Task: Could you transcribe each of the following rows word for word, leaving every character unchanged?

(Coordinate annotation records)
┄┄┄┄┄┄
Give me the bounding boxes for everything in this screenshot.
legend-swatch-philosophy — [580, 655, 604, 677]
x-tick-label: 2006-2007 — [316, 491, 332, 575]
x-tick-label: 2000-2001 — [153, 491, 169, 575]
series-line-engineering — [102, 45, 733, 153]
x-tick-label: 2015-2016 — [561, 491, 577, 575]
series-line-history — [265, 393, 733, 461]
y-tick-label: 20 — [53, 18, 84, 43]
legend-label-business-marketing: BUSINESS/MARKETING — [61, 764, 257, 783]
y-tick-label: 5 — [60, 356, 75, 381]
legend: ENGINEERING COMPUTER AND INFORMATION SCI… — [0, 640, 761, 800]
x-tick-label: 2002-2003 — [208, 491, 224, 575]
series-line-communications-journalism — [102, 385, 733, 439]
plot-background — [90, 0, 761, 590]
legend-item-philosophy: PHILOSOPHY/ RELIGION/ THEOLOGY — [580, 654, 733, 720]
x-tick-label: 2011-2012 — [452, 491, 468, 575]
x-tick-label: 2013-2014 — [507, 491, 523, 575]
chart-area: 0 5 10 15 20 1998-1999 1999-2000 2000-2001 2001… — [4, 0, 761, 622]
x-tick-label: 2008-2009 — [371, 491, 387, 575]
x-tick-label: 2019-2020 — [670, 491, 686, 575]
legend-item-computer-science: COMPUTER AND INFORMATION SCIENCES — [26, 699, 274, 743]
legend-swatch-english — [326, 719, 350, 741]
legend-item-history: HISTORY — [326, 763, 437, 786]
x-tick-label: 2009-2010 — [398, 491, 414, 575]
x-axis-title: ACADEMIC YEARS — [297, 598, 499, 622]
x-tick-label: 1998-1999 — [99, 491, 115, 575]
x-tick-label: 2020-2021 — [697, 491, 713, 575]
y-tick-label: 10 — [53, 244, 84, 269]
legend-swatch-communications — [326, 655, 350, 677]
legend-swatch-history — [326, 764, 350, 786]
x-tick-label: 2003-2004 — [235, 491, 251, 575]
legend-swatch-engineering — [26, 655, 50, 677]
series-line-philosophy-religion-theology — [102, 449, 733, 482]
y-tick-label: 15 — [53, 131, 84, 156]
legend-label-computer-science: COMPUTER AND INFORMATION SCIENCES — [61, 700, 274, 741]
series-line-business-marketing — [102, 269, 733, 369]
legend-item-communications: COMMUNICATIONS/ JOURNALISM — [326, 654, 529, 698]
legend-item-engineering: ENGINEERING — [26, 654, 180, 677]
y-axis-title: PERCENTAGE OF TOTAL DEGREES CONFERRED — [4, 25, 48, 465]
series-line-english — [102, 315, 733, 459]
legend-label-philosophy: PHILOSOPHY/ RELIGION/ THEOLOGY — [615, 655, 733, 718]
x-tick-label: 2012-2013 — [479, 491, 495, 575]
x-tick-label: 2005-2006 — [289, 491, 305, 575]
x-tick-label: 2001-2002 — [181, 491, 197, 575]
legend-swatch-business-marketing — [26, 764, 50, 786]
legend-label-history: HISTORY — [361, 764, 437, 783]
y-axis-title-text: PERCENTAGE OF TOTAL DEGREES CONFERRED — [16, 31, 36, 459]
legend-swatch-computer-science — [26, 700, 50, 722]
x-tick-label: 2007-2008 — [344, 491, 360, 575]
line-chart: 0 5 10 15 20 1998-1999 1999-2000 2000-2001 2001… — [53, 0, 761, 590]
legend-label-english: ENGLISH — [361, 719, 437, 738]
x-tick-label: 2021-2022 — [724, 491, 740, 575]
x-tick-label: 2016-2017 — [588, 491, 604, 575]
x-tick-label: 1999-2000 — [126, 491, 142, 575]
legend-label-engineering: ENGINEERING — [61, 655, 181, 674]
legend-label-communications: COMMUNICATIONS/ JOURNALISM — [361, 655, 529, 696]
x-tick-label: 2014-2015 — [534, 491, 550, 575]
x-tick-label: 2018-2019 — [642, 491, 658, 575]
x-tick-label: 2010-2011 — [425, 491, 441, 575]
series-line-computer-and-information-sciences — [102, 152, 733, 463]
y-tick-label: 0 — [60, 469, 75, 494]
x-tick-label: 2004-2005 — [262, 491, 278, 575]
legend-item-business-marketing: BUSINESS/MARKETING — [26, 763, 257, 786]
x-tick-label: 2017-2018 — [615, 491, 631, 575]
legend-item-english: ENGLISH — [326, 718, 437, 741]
┄┄┄┄┄┄
Full solution:
Give me the bounding boxes for everything in this screenshot.
legend-swatch-philosophy — [580, 655, 604, 677]
x-tick-label: 2006-2007 — [316, 491, 332, 575]
x-tick-label: 2000-2001 — [153, 491, 169, 575]
series-line-engineering — [102, 45, 733, 153]
x-tick-label: 2015-2016 — [561, 491, 577, 575]
series-line-history — [265, 393, 733, 461]
y-tick-label: 20 — [53, 18, 84, 43]
legend-label-business-marketing: BUSINESS/MARKETING — [61, 764, 257, 783]
y-tick-label: 5 — [60, 356, 75, 381]
legend: ENGINEERING COMPUTER AND INFORMATION SCI… — [0, 640, 761, 800]
x-tick-label: 2002-2003 — [208, 491, 224, 575]
series-line-communications-journalism — [102, 385, 733, 439]
plot-background — [90, 0, 761, 590]
legend-item-philosophy: PHILOSOPHY/ RELIGION/ THEOLOGY — [580, 654, 733, 720]
x-tick-label: 2011-2012 — [452, 491, 468, 575]
x-tick-label: 2013-2014 — [507, 491, 523, 575]
chart-area: 0 5 10 15 20 1998-1999 1999-2000 2000-2001 2001… — [4, 0, 761, 622]
x-tick-label: 2008-2009 — [371, 491, 387, 575]
x-tick-label: 2019-2020 — [670, 491, 686, 575]
legend-item-computer-science: COMPUTER AND INFORMATION SCIENCES — [26, 699, 274, 743]
legend-swatch-english — [326, 719, 350, 741]
legend-item-history: HISTORY — [326, 763, 437, 786]
x-tick-label: 2009-2010 — [398, 491, 414, 575]
x-axis-title: ACADEMIC YEARS — [297, 598, 499, 622]
x-tick-label: 1998-1999 — [99, 491, 115, 575]
x-tick-label: 2020-2021 — [697, 491, 713, 575]
y-tick-label: 10 — [53, 244, 84, 269]
legend-swatch-communications — [326, 655, 350, 677]
legend-swatch-history — [326, 764, 350, 786]
x-tick-label: 2003-2004 — [235, 491, 251, 575]
legend-swatch-engineering — [26, 655, 50, 677]
series-line-philosophy-religion-theology — [102, 449, 733, 482]
y-tick-label: 15 — [53, 131, 84, 156]
legend-label-computer-science: COMPUTER AND INFORMATION SCIENCES — [61, 700, 274, 741]
series-line-business-marketing — [102, 269, 733, 369]
legend-item-communications: COMMUNICATIONS/ JOURNALISM — [326, 654, 529, 698]
legend-item-engineering: ENGINEERING — [26, 654, 180, 677]
y-axis-title: PERCENTAGE OF TOTAL DEGREES CONFERRED — [4, 25, 48, 465]
series-line-english — [102, 315, 733, 459]
legend-label-philosophy: PHILOSOPHY/ RELIGION/ THEOLOGY — [615, 655, 733, 718]
x-tick-label: 2012-2013 — [479, 491, 495, 575]
x-tick-label: 2005-2006 — [289, 491, 305, 575]
x-tick-label: 2001-2002 — [181, 491, 197, 575]
legend-swatch-business-marketing — [26, 764, 50, 786]
legend-label-history: HISTORY — [361, 764, 437, 783]
y-axis-title-text: PERCENTAGE OF TOTAL DEGREES CONFERRED — [16, 31, 36, 459]
legend-swatch-computer-science — [26, 700, 50, 722]
x-tick-label: 2007-2008 — [344, 491, 360, 575]
line-chart: 0 5 10 15 20 1998-1999 1999-2000 2000-2001 2001… — [53, 0, 761, 590]
legend-label-english: ENGLISH — [361, 719, 437, 738]
x-tick-label: 2021-2022 — [724, 491, 740, 575]
x-tick-label: 2016-2017 — [588, 491, 604, 575]
x-tick-label: 1999-2000 — [126, 491, 142, 575]
legend-label-engineering: ENGINEERING — [61, 655, 181, 674]
legend-label-communications: COMMUNICATIONS/ JOURNALISM — [361, 655, 529, 696]
x-tick-label: 2014-2015 — [534, 491, 550, 575]
x-tick-label: 2018-2019 — [642, 491, 658, 575]
x-tick-label: 2010-2011 — [425, 491, 441, 575]
series-line-computer-and-information-sciences — [102, 152, 733, 463]
y-tick-label: 0 — [60, 469, 75, 494]
x-tick-label: 2004-2005 — [262, 491, 278, 575]
legend-item-business-marketing: BUSINESS/MARKETING — [26, 763, 257, 786]
x-tick-label: 2017-2018 — [615, 491, 631, 575]
legend-item-english: ENGLISH — [326, 718, 437, 741]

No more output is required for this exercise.